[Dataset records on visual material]
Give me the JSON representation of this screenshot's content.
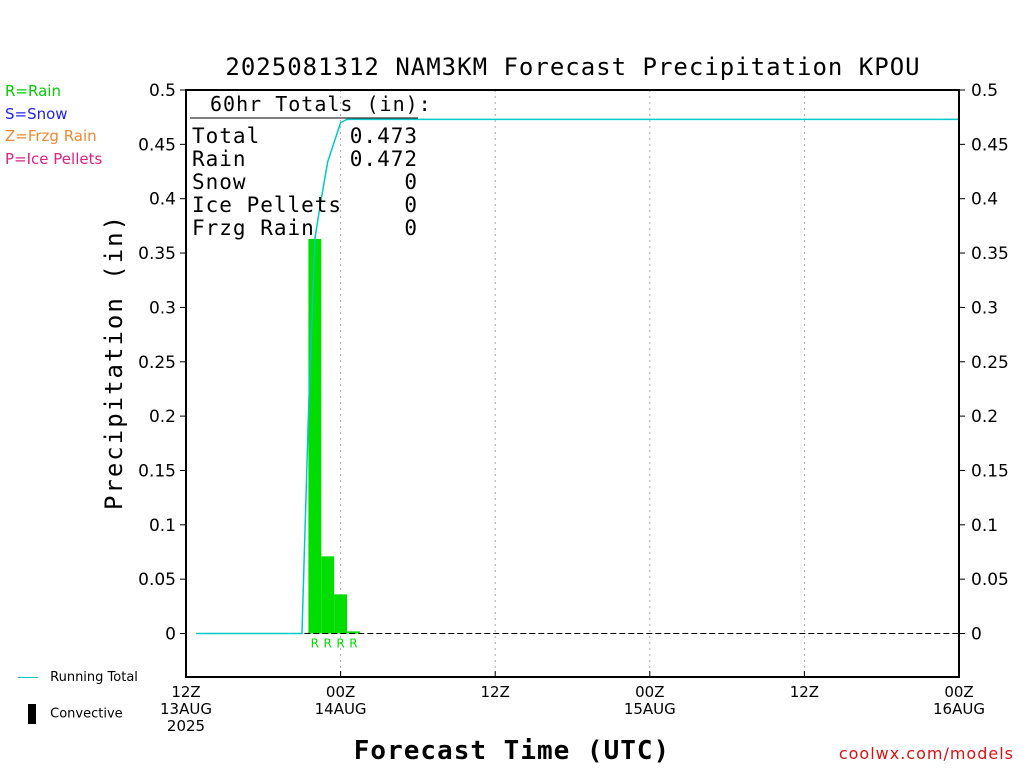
{
  "type_legend": [
    {
      "label": "R=Rain",
      "color": "#00cc00"
    },
    {
      "label": "S=Snow",
      "color": "#2222ee"
    },
    {
      "label": "Z=Frzg Rain",
      "color": "#ee8833"
    },
    {
      "label": "P=Ice Pellets",
      "color": "#dd2288"
    }
  ],
  "bottom_legend": {
    "running_total_label": "Running Total",
    "running_total_color": "#00c8c8",
    "convective_label": "Convective"
  },
  "credit": "coolwx.com/models",
  "totals_box": {
    "title": "60hr Totals (in):",
    "rows": [
      {
        "label": "Total",
        "value": "0.473"
      },
      {
        "label": "Rain",
        "value": "0.472"
      },
      {
        "label": "Snow",
        "value": "0"
      },
      {
        "label": "Ice Pellets",
        "value": "0"
      },
      {
        "label": "Frzg Rain",
        "value": "0"
      }
    ]
  },
  "chart_data": {
    "type": "bar",
    "title": "2025081312 NAM3KM Forecast Precipitation KPOU",
    "xlabel": "Forecast Time (UTC)",
    "ylabel": "Precipitation (in)",
    "ylim": [
      -0.04,
      0.5
    ],
    "yticks": [
      0,
      0.05,
      0.1,
      0.15,
      0.2,
      0.25,
      0.3,
      0.35,
      0.4,
      0.45,
      0.5
    ],
    "ytick_labels": [
      "0",
      "0.05",
      "0.1",
      "0.15",
      "0.2",
      "0.25",
      "0.3",
      "0.35",
      "0.4",
      "0.45",
      "0.5"
    ],
    "xlim_hours": [
      0,
      60
    ],
    "xticks": [
      {
        "hour": 0,
        "lines": [
          "12Z",
          "13AUG",
          "2025"
        ]
      },
      {
        "hour": 12,
        "lines": [
          "00Z",
          "14AUG"
        ]
      },
      {
        "hour": 24,
        "lines": [
          "12Z"
        ]
      },
      {
        "hour": 36,
        "lines": [
          "00Z",
          "15AUG"
        ]
      },
      {
        "hour": 48,
        "lines": [
          "12Z"
        ]
      },
      {
        "hour": 60,
        "lines": [
          "00Z",
          "16AUG"
        ]
      }
    ],
    "grid_hours": [
      12,
      24,
      36,
      48
    ],
    "bars": [
      {
        "start_hour": 9.5,
        "end_hour": 10.5,
        "value": 0.363,
        "ptype": "R"
      },
      {
        "start_hour": 10.5,
        "end_hour": 11.5,
        "value": 0.071,
        "ptype": "R"
      },
      {
        "start_hour": 11.5,
        "end_hour": 12.5,
        "value": 0.036,
        "ptype": "R"
      },
      {
        "start_hour": 12.5,
        "end_hour": 13.5,
        "value": 0.002,
        "ptype": "R"
      }
    ],
    "bar_color": "#00dd00",
    "running_total": {
      "name": "Running Total",
      "color": "#00c8c8",
      "points": [
        [
          0.8,
          0
        ],
        [
          9.0,
          0
        ],
        [
          9.5,
          0.2
        ],
        [
          10.0,
          0.363
        ],
        [
          10.5,
          0.4
        ],
        [
          11.0,
          0.434
        ],
        [
          11.5,
          0.452
        ],
        [
          12.0,
          0.47
        ],
        [
          12.5,
          0.473
        ],
        [
          60,
          0.473
        ]
      ]
    },
    "zero_line_style": "dashed"
  }
}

- [Task details]
Your task is to set down the records shown above exactly, minus any pictures.

- [Finished exercise]
Give me the JSON representation of this screenshot's content.
{
  "type_legend": [
    {
      "label": "R=Rain",
      "color": "#00cc00"
    },
    {
      "label": "S=Snow",
      "color": "#2222ee"
    },
    {
      "label": "Z=Frzg Rain",
      "color": "#ee8833"
    },
    {
      "label": "P=Ice Pellets",
      "color": "#dd2288"
    }
  ],
  "bottom_legend": {
    "running_total_label": "Running Total",
    "running_total_color": "#00c8c8",
    "convective_label": "Convective"
  },
  "credit": "coolwx.com/models",
  "totals_box": {
    "title": "60hr Totals (in):",
    "rows": [
      {
        "label": "Total",
        "value": "0.473"
      },
      {
        "label": "Rain",
        "value": "0.472"
      },
      {
        "label": "Snow",
        "value": "0"
      },
      {
        "label": "Ice Pellets",
        "value": "0"
      },
      {
        "label": "Frzg Rain",
        "value": "0"
      }
    ]
  },
  "chart_data": {
    "type": "bar",
    "title": "2025081312 NAM3KM Forecast Precipitation KPOU",
    "xlabel": "Forecast Time (UTC)",
    "ylabel": "Precipitation (in)",
    "ylim": [
      -0.04,
      0.5
    ],
    "yticks": [
      0,
      0.05,
      0.1,
      0.15,
      0.2,
      0.25,
      0.3,
      0.35,
      0.4,
      0.45,
      0.5
    ],
    "ytick_labels": [
      "0",
      "0.05",
      "0.1",
      "0.15",
      "0.2",
      "0.25",
      "0.3",
      "0.35",
      "0.4",
      "0.45",
      "0.5"
    ],
    "xlim_hours": [
      0,
      60
    ],
    "xticks": [
      {
        "hour": 0,
        "lines": [
          "12Z",
          "13AUG",
          "2025"
        ]
      },
      {
        "hour": 12,
        "lines": [
          "00Z",
          "14AUG"
        ]
      },
      {
        "hour": 24,
        "lines": [
          "12Z"
        ]
      },
      {
        "hour": 36,
        "lines": [
          "00Z",
          "15AUG"
        ]
      },
      {
        "hour": 48,
        "lines": [
          "12Z"
        ]
      },
      {
        "hour": 60,
        "lines": [
          "00Z",
          "16AUG"
        ]
      }
    ],
    "grid_hours": [
      12,
      24,
      36,
      48
    ],
    "bars": [
      {
        "start_hour": 9.5,
        "end_hour": 10.5,
        "value": 0.363,
        "ptype": "R"
      },
      {
        "start_hour": 10.5,
        "end_hour": 11.5,
        "value": 0.071,
        "ptype": "R"
      },
      {
        "start_hour": 11.5,
        "end_hour": 12.5,
        "value": 0.036,
        "ptype": "R"
      },
      {
        "start_hour": 12.5,
        "end_hour": 13.5,
        "value": 0.002,
        "ptype": "R"
      }
    ],
    "bar_color": "#00dd00",
    "running_total": {
      "name": "Running Total",
      "color": "#00c8c8",
      "points": [
        [
          0.8,
          0
        ],
        [
          9.0,
          0
        ],
        [
          9.5,
          0.2
        ],
        [
          10.0,
          0.363
        ],
        [
          10.5,
          0.4
        ],
        [
          11.0,
          0.434
        ],
        [
          11.5,
          0.452
        ],
        [
          12.0,
          0.47
        ],
        [
          12.5,
          0.473
        ],
        [
          60,
          0.473
        ]
      ]
    },
    "zero_line_style": "dashed"
  }
}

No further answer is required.